WHAT YOU HAVE TO DO: Copy the records below exactly as they appear.

MATERIALS PROVIDED:
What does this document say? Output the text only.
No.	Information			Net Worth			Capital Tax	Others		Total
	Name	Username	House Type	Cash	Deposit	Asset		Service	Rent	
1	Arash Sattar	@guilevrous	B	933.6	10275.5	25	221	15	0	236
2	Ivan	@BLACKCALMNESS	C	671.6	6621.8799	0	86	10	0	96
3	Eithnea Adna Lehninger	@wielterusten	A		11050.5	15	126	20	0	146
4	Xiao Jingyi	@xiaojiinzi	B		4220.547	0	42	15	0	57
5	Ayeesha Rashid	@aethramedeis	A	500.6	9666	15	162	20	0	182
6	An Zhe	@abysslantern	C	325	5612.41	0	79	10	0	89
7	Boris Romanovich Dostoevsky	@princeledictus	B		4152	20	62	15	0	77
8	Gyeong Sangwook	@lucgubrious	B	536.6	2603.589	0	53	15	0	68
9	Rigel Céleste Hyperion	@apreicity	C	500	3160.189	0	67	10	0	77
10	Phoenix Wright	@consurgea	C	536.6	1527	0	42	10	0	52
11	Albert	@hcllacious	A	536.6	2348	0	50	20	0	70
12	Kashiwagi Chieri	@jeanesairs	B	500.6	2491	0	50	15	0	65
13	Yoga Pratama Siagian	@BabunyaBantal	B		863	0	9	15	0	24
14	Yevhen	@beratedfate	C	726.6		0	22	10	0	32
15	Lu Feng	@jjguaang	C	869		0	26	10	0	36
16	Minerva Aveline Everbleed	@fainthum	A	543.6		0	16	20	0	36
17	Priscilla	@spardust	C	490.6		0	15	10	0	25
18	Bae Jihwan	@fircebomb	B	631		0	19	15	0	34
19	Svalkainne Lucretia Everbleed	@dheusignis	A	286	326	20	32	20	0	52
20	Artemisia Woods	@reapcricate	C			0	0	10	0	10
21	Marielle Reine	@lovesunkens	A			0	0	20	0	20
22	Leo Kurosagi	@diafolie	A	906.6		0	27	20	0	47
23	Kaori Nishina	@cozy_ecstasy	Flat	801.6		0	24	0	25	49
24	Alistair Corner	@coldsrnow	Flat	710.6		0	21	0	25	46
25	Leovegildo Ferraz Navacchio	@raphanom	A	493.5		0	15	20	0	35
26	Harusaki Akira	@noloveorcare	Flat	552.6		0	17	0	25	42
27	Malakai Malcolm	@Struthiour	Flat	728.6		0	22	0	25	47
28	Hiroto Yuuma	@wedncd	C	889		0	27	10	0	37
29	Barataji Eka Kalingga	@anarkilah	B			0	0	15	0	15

RESPONSE TO THE TASK:
What does this document say? Output the text only.
No.	Information			Net Worth			Capital Tax	Others		Total
	Name	Username	House Type	Cash	Deposit	Asset		Service	Rent	
1	Arash Sattar	@guilevrous	B	933.6	10275.5	25	221	15	0	236
2	Ivan	@BLACKCALMNESS	C	671.6	6621.8799	0	86	10	0	96
3	Eithnea Adna Lehninger	@wielterusten	A		11050.5	15	126	20	0	146
4	Xiao Jingyi	@xiaojiinzi	B		4220.547	0	42	15	0	57
5	Ayeesha Rashid	@aethramedeis	A	500.6	9666	15	162	20	0	182
6	An Zhe	@abysslantern	C	325	5612.41	0	79	10	0	89
7	Boris Romanovich Dostoevsky	@princeledictus	B		4152	20	62	15	0	77
8	Gyeong Sangwook	@lucgubrious	B	536.6	2603.589	0	53	15	0	68
9	Rigel Céleste Hyperion	@apreicity	C	500	3160.189	0	67	10	0	77
10	Phoenix Wright	@consurgea	C	536.6	1527	0	42	10	0	52
11	Albert	@hcllacious	A	536.6	2348	0	50	20	0	70
12	Kashiwagi Chieri	@jeanesairs	B	500.6	2491	0	50	15	0	65
13	Yoga Pratama Siagian	@BabunyaBantal	B		863	0	9	15	0	24
14	Yevhen	@beratedfate	C	726.6		0	22	10	0	32
15	Lu Feng	@jjguaang	C	869		0	26	10	0	36
16	Minerva Aveline Everbleed	@fainthum	A	543.6		0	16	20	0	36
17	Priscilla	@spardust	C	490.6		0	15	10	0	25
18	Bae Jihwan	@fircebomb	B	631		0	19	15	0	34
19	Svalkainne Lucretia Everbleed	@dheusignis	A	286	326	20	32	20	0	52
20	Artemisia Woods	@reapcricate	C			0	0	10	0	10
21	Marielle Reine	@lovesunkens	A			0	0	20	0	20
22	Leo Kurosagi	@diafolie	A	906.6		0	27	20	0	47
23	Kaori Nishina	@cozy_ecstasy	Flat	801.6		0	24	0	25	49
24	Alistair Corner	@coldsrnow	Flat	710.6		0	21	0	25	46
25	Leovegildo Ferraz Navacchio	@raphanom	A	493.5		0	15	20	0	35
26	Harusaki Akira	@noloveorcare	Flat	552.6		0	17	0	25	42
27	Malakai Malcolm	@Struthiour	Flat	728.6		0	22	0	25	47
28	Hiroto Yuuma	@wedncd	C	889		0	27	10	0	37
29	Barataji Eka Kalingga	@anarkilah	B			0	0	15	0	15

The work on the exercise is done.